> **PROBLEM TO WORK ON**: Filter the listing and keep only the lines with the word "personal".

Data entries:
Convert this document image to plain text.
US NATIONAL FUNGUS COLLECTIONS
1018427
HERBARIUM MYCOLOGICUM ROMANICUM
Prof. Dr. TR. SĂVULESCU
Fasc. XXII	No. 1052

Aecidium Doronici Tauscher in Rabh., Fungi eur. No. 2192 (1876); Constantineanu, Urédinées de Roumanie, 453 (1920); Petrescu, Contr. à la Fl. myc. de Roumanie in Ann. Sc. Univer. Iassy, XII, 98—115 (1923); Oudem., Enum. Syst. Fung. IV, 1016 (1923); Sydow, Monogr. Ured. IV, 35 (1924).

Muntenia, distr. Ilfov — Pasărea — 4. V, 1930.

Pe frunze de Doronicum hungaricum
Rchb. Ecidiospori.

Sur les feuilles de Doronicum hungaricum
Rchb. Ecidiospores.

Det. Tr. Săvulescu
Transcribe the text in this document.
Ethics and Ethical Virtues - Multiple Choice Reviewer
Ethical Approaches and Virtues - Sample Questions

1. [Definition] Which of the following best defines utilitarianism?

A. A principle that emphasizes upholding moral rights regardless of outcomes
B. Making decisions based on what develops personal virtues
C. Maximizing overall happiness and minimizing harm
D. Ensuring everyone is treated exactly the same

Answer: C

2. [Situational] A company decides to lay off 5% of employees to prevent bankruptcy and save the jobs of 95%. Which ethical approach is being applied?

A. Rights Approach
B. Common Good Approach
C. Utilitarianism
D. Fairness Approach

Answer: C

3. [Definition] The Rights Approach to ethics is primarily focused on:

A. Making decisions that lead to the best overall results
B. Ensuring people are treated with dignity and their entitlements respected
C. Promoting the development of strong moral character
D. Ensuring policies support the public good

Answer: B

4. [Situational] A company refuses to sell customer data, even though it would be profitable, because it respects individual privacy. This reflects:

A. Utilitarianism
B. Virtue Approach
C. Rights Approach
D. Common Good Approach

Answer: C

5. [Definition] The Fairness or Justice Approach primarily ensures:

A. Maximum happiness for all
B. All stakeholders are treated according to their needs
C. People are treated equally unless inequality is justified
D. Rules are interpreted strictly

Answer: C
* * *
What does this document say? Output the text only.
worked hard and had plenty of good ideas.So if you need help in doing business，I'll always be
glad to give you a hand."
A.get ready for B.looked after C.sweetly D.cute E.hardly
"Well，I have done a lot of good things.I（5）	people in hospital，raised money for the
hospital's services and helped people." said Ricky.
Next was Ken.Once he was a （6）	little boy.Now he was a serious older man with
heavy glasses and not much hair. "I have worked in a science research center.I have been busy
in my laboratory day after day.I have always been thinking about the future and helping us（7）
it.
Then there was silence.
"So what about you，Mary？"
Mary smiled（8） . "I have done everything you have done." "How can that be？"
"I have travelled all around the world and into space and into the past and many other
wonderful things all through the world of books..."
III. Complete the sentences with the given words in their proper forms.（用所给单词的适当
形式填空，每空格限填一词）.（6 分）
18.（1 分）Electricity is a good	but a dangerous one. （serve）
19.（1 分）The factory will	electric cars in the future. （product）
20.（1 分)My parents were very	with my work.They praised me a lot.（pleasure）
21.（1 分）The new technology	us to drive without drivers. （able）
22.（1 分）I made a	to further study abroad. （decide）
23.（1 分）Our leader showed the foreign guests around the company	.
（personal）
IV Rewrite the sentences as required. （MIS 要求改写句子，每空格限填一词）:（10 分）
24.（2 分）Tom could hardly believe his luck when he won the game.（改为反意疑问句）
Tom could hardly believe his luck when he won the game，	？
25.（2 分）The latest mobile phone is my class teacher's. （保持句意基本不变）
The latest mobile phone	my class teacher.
* * *
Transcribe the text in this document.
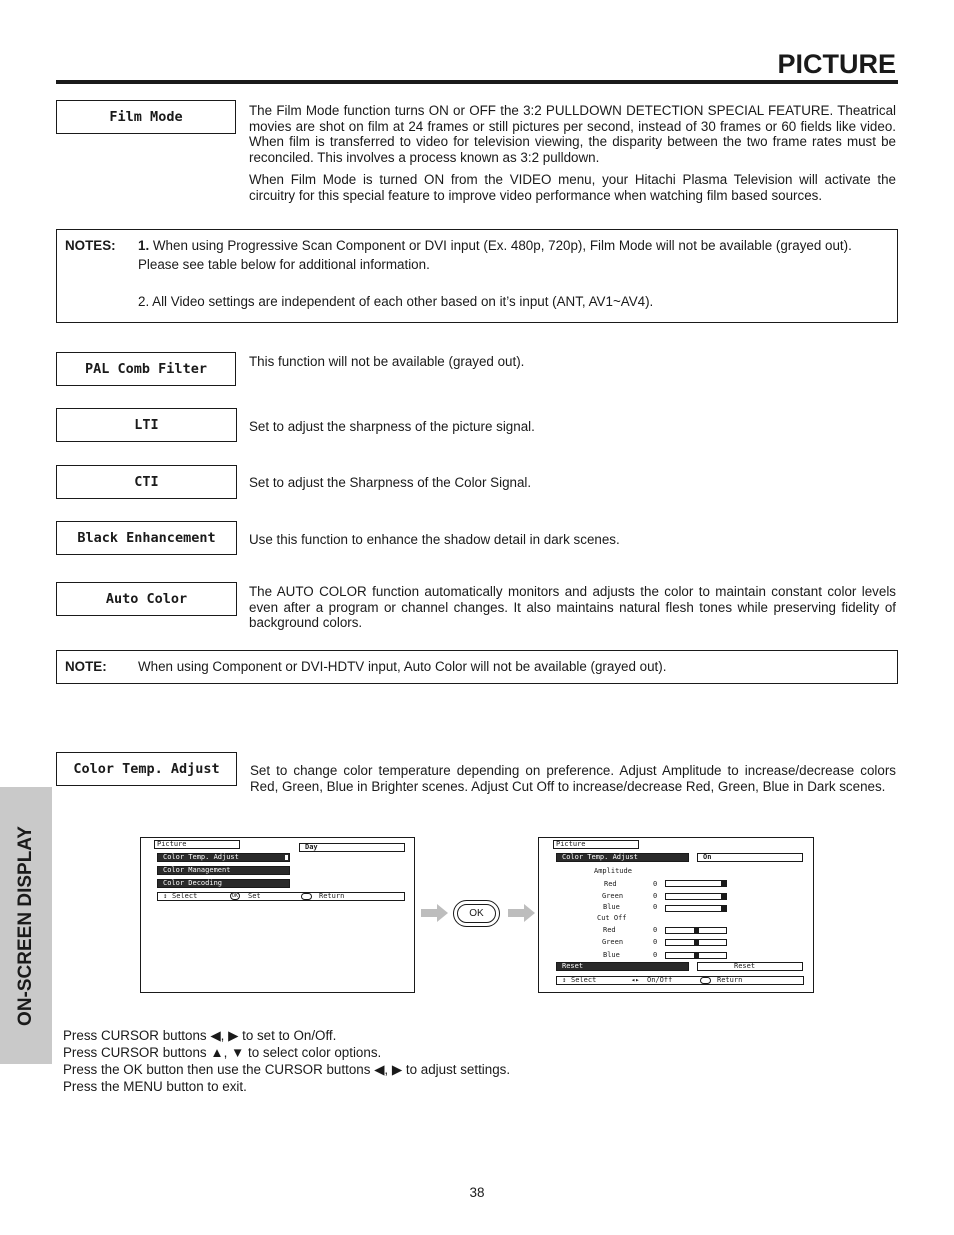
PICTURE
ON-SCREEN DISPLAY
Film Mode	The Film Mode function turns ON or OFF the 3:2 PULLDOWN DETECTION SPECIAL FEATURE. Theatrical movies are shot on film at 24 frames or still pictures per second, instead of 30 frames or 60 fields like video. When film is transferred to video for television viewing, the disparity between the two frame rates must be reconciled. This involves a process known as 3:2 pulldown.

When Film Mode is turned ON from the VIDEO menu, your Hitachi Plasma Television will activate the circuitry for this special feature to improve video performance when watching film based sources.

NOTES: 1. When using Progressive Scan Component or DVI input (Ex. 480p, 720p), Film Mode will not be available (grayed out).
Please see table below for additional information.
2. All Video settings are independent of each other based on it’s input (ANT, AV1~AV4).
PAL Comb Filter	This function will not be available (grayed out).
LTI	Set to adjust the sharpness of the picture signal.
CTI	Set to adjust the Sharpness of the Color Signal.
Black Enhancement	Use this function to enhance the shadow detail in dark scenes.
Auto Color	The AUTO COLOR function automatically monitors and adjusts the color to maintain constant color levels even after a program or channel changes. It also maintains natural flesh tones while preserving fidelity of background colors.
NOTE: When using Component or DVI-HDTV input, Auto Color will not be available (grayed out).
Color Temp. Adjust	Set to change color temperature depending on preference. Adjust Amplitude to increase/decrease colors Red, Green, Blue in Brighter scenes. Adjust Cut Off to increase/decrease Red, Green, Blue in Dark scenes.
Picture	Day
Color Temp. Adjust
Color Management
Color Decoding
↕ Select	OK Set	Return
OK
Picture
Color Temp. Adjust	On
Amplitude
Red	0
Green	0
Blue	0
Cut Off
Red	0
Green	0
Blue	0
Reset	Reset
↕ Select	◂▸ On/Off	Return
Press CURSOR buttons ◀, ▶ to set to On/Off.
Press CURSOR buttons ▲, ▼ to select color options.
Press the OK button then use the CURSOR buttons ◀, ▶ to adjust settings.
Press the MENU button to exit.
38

> **RESULT**:
B. Making decisions based on what develops personal virtues
（personal）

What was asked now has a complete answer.